— start of ENTRIES SUPPLIED —

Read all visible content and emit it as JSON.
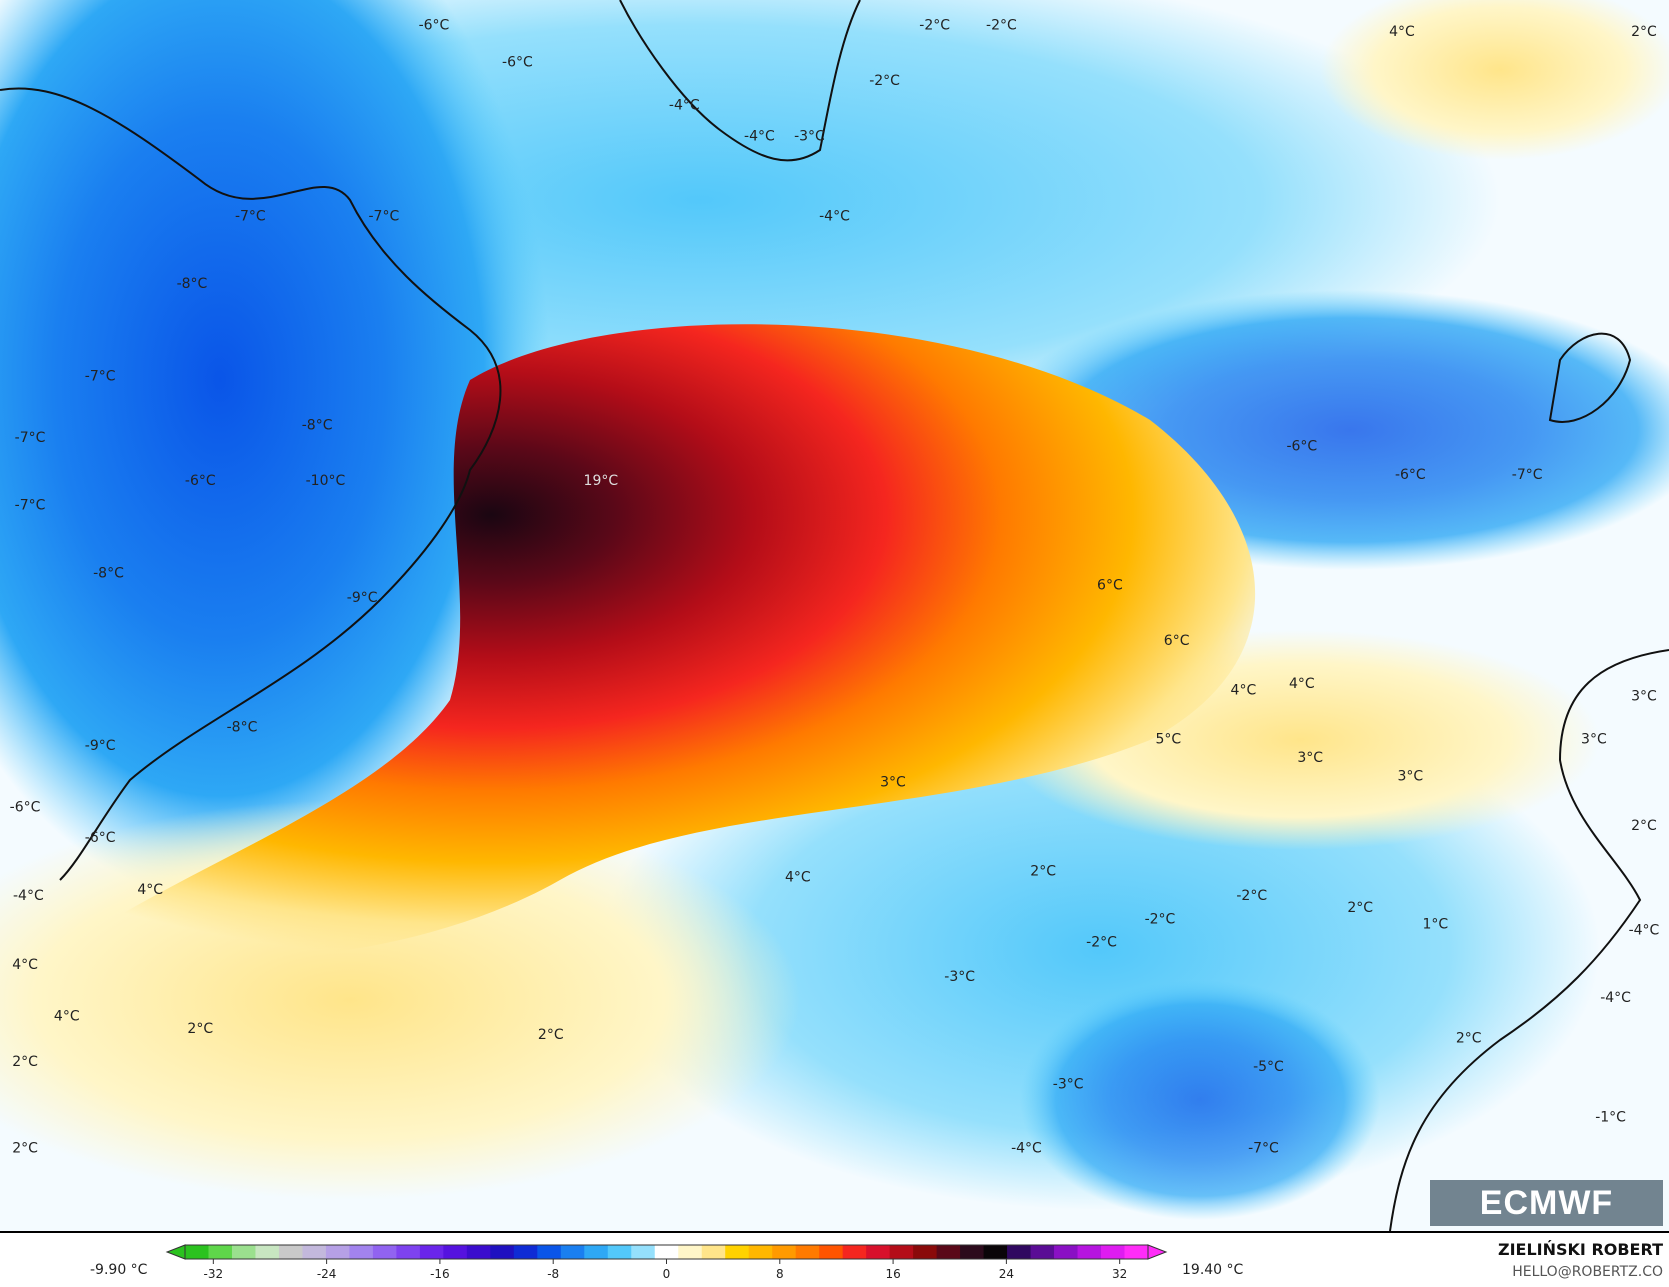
{
  "map": {
    "variable_unit": "°C",
    "labels": [
      {
        "t": "-6°C",
        "lon": 0.26,
        "lat": 0.02
      },
      {
        "t": "-6°C",
        "lon": 0.31,
        "lat": 0.05
      },
      {
        "t": "-2°C",
        "lon": 0.56,
        "lat": 0.02
      },
      {
        "t": "-2°C",
        "lon": 0.6,
        "lat": 0.02
      },
      {
        "t": "-2°C",
        "lon": 0.53,
        "lat": 0.065
      },
      {
        "t": "4°C",
        "lon": 0.84,
        "lat": 0.025
      },
      {
        "t": "2°C",
        "lon": 0.985,
        "lat": 0.025
      },
      {
        "t": "-4°C",
        "lon": 0.41,
        "lat": 0.085
      },
      {
        "t": "-4°C",
        "lon": 0.455,
        "lat": 0.11
      },
      {
        "t": "-3°C",
        "lon": 0.485,
        "lat": 0.11
      },
      {
        "t": "-7°C",
        "lon": 0.15,
        "lat": 0.175
      },
      {
        "t": "-7°C",
        "lon": 0.23,
        "lat": 0.175
      },
      {
        "t": "-4°C",
        "lon": 0.5,
        "lat": 0.175
      },
      {
        "t": "-8°C",
        "lon": 0.115,
        "lat": 0.23
      },
      {
        "t": "-7°C",
        "lon": 0.06,
        "lat": 0.305
      },
      {
        "t": "-8°C",
        "lon": 0.19,
        "lat": 0.345
      },
      {
        "t": "-7°C",
        "lon": 0.018,
        "lat": 0.355
      },
      {
        "t": "-6°C",
        "lon": 0.12,
        "lat": 0.39
      },
      {
        "t": "-10°C",
        "lon": 0.195,
        "lat": 0.39
      },
      {
        "t": "19°C",
        "lon": 0.36,
        "lat": 0.39
      },
      {
        "t": "-7°C",
        "lon": 0.018,
        "lat": 0.41
      },
      {
        "t": "-6°C",
        "lon": 0.78,
        "lat": 0.362
      },
      {
        "t": "-6°C",
        "lon": 0.845,
        "lat": 0.385
      },
      {
        "t": "-7°C",
        "lon": 0.915,
        "lat": 0.385
      },
      {
        "t": "-8°C",
        "lon": 0.065,
        "lat": 0.465
      },
      {
        "t": "-9°C",
        "lon": 0.217,
        "lat": 0.485
      },
      {
        "t": "6°C",
        "lon": 0.665,
        "lat": 0.475
      },
      {
        "t": "6°C",
        "lon": 0.705,
        "lat": 0.52
      },
      {
        "t": "4°C",
        "lon": 0.745,
        "lat": 0.56
      },
      {
        "t": "4°C",
        "lon": 0.78,
        "lat": 0.555
      },
      {
        "t": "3°C",
        "lon": 0.985,
        "lat": 0.565
      },
      {
        "t": "-8°C",
        "lon": 0.145,
        "lat": 0.59
      },
      {
        "t": "-9°C",
        "lon": 0.06,
        "lat": 0.605
      },
      {
        "t": "5°C",
        "lon": 0.7,
        "lat": 0.6
      },
      {
        "t": "3°C",
        "lon": 0.955,
        "lat": 0.6
      },
      {
        "t": "3°C",
        "lon": 0.785,
        "lat": 0.615
      },
      {
        "t": "3°C",
        "lon": 0.535,
        "lat": 0.635
      },
      {
        "t": "3°C",
        "lon": 0.845,
        "lat": 0.63
      },
      {
        "t": "-6°C",
        "lon": 0.015,
        "lat": 0.655
      },
      {
        "t": "-6°C",
        "lon": 0.06,
        "lat": 0.68
      },
      {
        "t": "2°C",
        "lon": 0.985,
        "lat": 0.67
      },
      {
        "t": "2°C",
        "lon": 0.625,
        "lat": 0.707
      },
      {
        "t": "4°C",
        "lon": 0.478,
        "lat": 0.712
      },
      {
        "t": "4°C",
        "lon": 0.09,
        "lat": 0.722
      },
      {
        "t": "-4°C",
        "lon": 0.017,
        "lat": 0.727
      },
      {
        "t": "-2°C",
        "lon": 0.75,
        "lat": 0.727
      },
      {
        "t": "2°C",
        "lon": 0.815,
        "lat": 0.737
      },
      {
        "t": "-2°C",
        "lon": 0.695,
        "lat": 0.746
      },
      {
        "t": "1°C",
        "lon": 0.86,
        "lat": 0.75
      },
      {
        "t": "-4°C",
        "lon": 0.985,
        "lat": 0.755
      },
      {
        "t": "-2°C",
        "lon": 0.66,
        "lat": 0.765
      },
      {
        "t": "4°C",
        "lon": 0.015,
        "lat": 0.783
      },
      {
        "t": "-3°C",
        "lon": 0.575,
        "lat": 0.793
      },
      {
        "t": "4°C",
        "lon": 0.04,
        "lat": 0.825
      },
      {
        "t": "2°C",
        "lon": 0.12,
        "lat": 0.835
      },
      {
        "t": "2°C",
        "lon": 0.33,
        "lat": 0.84
      },
      {
        "t": "-4°C",
        "lon": 0.968,
        "lat": 0.81
      },
      {
        "t": "2°C",
        "lon": 0.88,
        "lat": 0.843
      },
      {
        "t": "2°C",
        "lon": 0.015,
        "lat": 0.862
      },
      {
        "t": "-5°C",
        "lon": 0.76,
        "lat": 0.866
      },
      {
        "t": "-3°C",
        "lon": 0.64,
        "lat": 0.88
      },
      {
        "t": "-1°C",
        "lon": 0.965,
        "lat": 0.907
      },
      {
        "t": "2°C",
        "lon": 0.015,
        "lat": 0.932
      },
      {
        "t": "-4°C",
        "lon": 0.615,
        "lat": 0.932
      },
      {
        "t": "-7°C",
        "lon": 0.757,
        "lat": 0.932
      }
    ]
  },
  "logo": "ECMWF",
  "colorbar": {
    "min_label": "-9.90 °C",
    "max_label": "19.40 °C",
    "ticks": [
      "-32",
      "-24",
      "-16",
      "-8",
      "0",
      "8",
      "16",
      "24",
      "32"
    ],
    "range": [
      -34,
      34
    ],
    "colors": [
      "#2bc21f",
      "#5fd64a",
      "#9be08e",
      "#c8e6c1",
      "#c9c9c9",
      "#c3b8dc",
      "#b6a0e6",
      "#a283ee",
      "#9163f0",
      "#7e42ef",
      "#6a25ea",
      "#5512df",
      "#3b0ccd",
      "#1f10c0",
      "#0f2bd5",
      "#0a55e8",
      "#1a7ff0",
      "#2ea8f5",
      "#53c8fa",
      "#95e0fc",
      "#ffffff",
      "#fff6c8",
      "#ffe58a",
      "#ffd200",
      "#ffb700",
      "#ff9a00",
      "#ff7a00",
      "#ff5400",
      "#f5261f",
      "#d8102b",
      "#b40d18",
      "#8a0a0a",
      "#5a0818",
      "#2c0b1c",
      "#0a0508",
      "#300860",
      "#5a0c95",
      "#8a10c4",
      "#b615e0",
      "#de1cf0",
      "#ff2cf8"
    ]
  },
  "credits": {
    "author": "ZIELIŃSKI ROBERT",
    "email": "HELLO@ROBERTZ.CO"
  }
}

— end of ENTRIES SUPPLIED —

Do not include the images; transcribe the rest of the listing exactly.

Read all visible content and emit it as JSON.
{
  "map": {
    "variable_unit": "°C",
    "labels": [
      {
        "t": "-6°C",
        "lon": 0.26,
        "lat": 0.02
      },
      {
        "t": "-6°C",
        "lon": 0.31,
        "lat": 0.05
      },
      {
        "t": "-2°C",
        "lon": 0.56,
        "lat": 0.02
      },
      {
        "t": "-2°C",
        "lon": 0.6,
        "lat": 0.02
      },
      {
        "t": "-2°C",
        "lon": 0.53,
        "lat": 0.065
      },
      {
        "t": "4°C",
        "lon": 0.84,
        "lat": 0.025
      },
      {
        "t": "2°C",
        "lon": 0.985,
        "lat": 0.025
      },
      {
        "t": "-4°C",
        "lon": 0.41,
        "lat": 0.085
      },
      {
        "t": "-4°C",
        "lon": 0.455,
        "lat": 0.11
      },
      {
        "t": "-3°C",
        "lon": 0.485,
        "lat": 0.11
      },
      {
        "t": "-7°C",
        "lon": 0.15,
        "lat": 0.175
      },
      {
        "t": "-7°C",
        "lon": 0.23,
        "lat": 0.175
      },
      {
        "t": "-4°C",
        "lon": 0.5,
        "lat": 0.175
      },
      {
        "t": "-8°C",
        "lon": 0.115,
        "lat": 0.23
      },
      {
        "t": "-7°C",
        "lon": 0.06,
        "lat": 0.305
      },
      {
        "t": "-8°C",
        "lon": 0.19,
        "lat": 0.345
      },
      {
        "t": "-7°C",
        "lon": 0.018,
        "lat": 0.355
      },
      {
        "t": "-6°C",
        "lon": 0.12,
        "lat": 0.39
      },
      {
        "t": "-10°C",
        "lon": 0.195,
        "lat": 0.39
      },
      {
        "t": "19°C",
        "lon": 0.36,
        "lat": 0.39
      },
      {
        "t": "-7°C",
        "lon": 0.018,
        "lat": 0.41
      },
      {
        "t": "-6°C",
        "lon": 0.78,
        "lat": 0.362
      },
      {
        "t": "-6°C",
        "lon": 0.845,
        "lat": 0.385
      },
      {
        "t": "-7°C",
        "lon": 0.915,
        "lat": 0.385
      },
      {
        "t": "-8°C",
        "lon": 0.065,
        "lat": 0.465
      },
      {
        "t": "-9°C",
        "lon": 0.217,
        "lat": 0.485
      },
      {
        "t": "6°C",
        "lon": 0.665,
        "lat": 0.475
      },
      {
        "t": "6°C",
        "lon": 0.705,
        "lat": 0.52
      },
      {
        "t": "4°C",
        "lon": 0.745,
        "lat": 0.56
      },
      {
        "t": "4°C",
        "lon": 0.78,
        "lat": 0.555
      },
      {
        "t": "3°C",
        "lon": 0.985,
        "lat": 0.565
      },
      {
        "t": "-8°C",
        "lon": 0.145,
        "lat": 0.59
      },
      {
        "t": "-9°C",
        "lon": 0.06,
        "lat": 0.605
      },
      {
        "t": "5°C",
        "lon": 0.7,
        "lat": 0.6
      },
      {
        "t": "3°C",
        "lon": 0.955,
        "lat": 0.6
      },
      {
        "t": "3°C",
        "lon": 0.785,
        "lat": 0.615
      },
      {
        "t": "3°C",
        "lon": 0.535,
        "lat": 0.635
      },
      {
        "t": "3°C",
        "lon": 0.845,
        "lat": 0.63
      },
      {
        "t": "-6°C",
        "lon": 0.015,
        "lat": 0.655
      },
      {
        "t": "-6°C",
        "lon": 0.06,
        "lat": 0.68
      },
      {
        "t": "2°C",
        "lon": 0.985,
        "lat": 0.67
      },
      {
        "t": "2°C",
        "lon": 0.625,
        "lat": 0.707
      },
      {
        "t": "4°C",
        "lon": 0.478,
        "lat": 0.712
      },
      {
        "t": "4°C",
        "lon": 0.09,
        "lat": 0.722
      },
      {
        "t": "-4°C",
        "lon": 0.017,
        "lat": 0.727
      },
      {
        "t": "-2°C",
        "lon": 0.75,
        "lat": 0.727
      },
      {
        "t": "2°C",
        "lon": 0.815,
        "lat": 0.737
      },
      {
        "t": "-2°C",
        "lon": 0.695,
        "lat": 0.746
      },
      {
        "t": "1°C",
        "lon": 0.86,
        "lat": 0.75
      },
      {
        "t": "-4°C",
        "lon": 0.985,
        "lat": 0.755
      },
      {
        "t": "-2°C",
        "lon": 0.66,
        "lat": 0.765
      },
      {
        "t": "4°C",
        "lon": 0.015,
        "lat": 0.783
      },
      {
        "t": "-3°C",
        "lon": 0.575,
        "lat": 0.793
      },
      {
        "t": "4°C",
        "lon": 0.04,
        "lat": 0.825
      },
      {
        "t": "2°C",
        "lon": 0.12,
        "lat": 0.835
      },
      {
        "t": "2°C",
        "lon": 0.33,
        "lat": 0.84
      },
      {
        "t": "-4°C",
        "lon": 0.968,
        "lat": 0.81
      },
      {
        "t": "2°C",
        "lon": 0.88,
        "lat": 0.843
      },
      {
        "t": "2°C",
        "lon": 0.015,
        "lat": 0.862
      },
      {
        "t": "-5°C",
        "lon": 0.76,
        "lat": 0.866
      },
      {
        "t": "-3°C",
        "lon": 0.64,
        "lat": 0.88
      },
      {
        "t": "-1°C",
        "lon": 0.965,
        "lat": 0.907
      },
      {
        "t": "2°C",
        "lon": 0.015,
        "lat": 0.932
      },
      {
        "t": "-4°C",
        "lon": 0.615,
        "lat": 0.932
      },
      {
        "t": "-7°C",
        "lon": 0.757,
        "lat": 0.932
      }
    ]
  },
  "logo": "ECMWF",
  "colorbar": {
    "min_label": "-9.90 °C",
    "max_label": "19.40 °C",
    "ticks": [
      "-32",
      "-24",
      "-16",
      "-8",
      "0",
      "8",
      "16",
      "24",
      "32"
    ],
    "range": [
      -34,
      34
    ],
    "colors": [
      "#2bc21f",
      "#5fd64a",
      "#9be08e",
      "#c8e6c1",
      "#c9c9c9",
      "#c3b8dc",
      "#b6a0e6",
      "#a283ee",
      "#9163f0",
      "#7e42ef",
      "#6a25ea",
      "#5512df",
      "#3b0ccd",
      "#1f10c0",
      "#0f2bd5",
      "#0a55e8",
      "#1a7ff0",
      "#2ea8f5",
      "#53c8fa",
      "#95e0fc",
      "#ffffff",
      "#fff6c8",
      "#ffe58a",
      "#ffd200",
      "#ffb700",
      "#ff9a00",
      "#ff7a00",
      "#ff5400",
      "#f5261f",
      "#d8102b",
      "#b40d18",
      "#8a0a0a",
      "#5a0818",
      "#2c0b1c",
      "#0a0508",
      "#300860",
      "#5a0c95",
      "#8a10c4",
      "#b615e0",
      "#de1cf0",
      "#ff2cf8"
    ]
  },
  "credits": {
    "author": "ZIELIŃSKI ROBERT",
    "email": "HELLO@ROBERTZ.CO"
  }
}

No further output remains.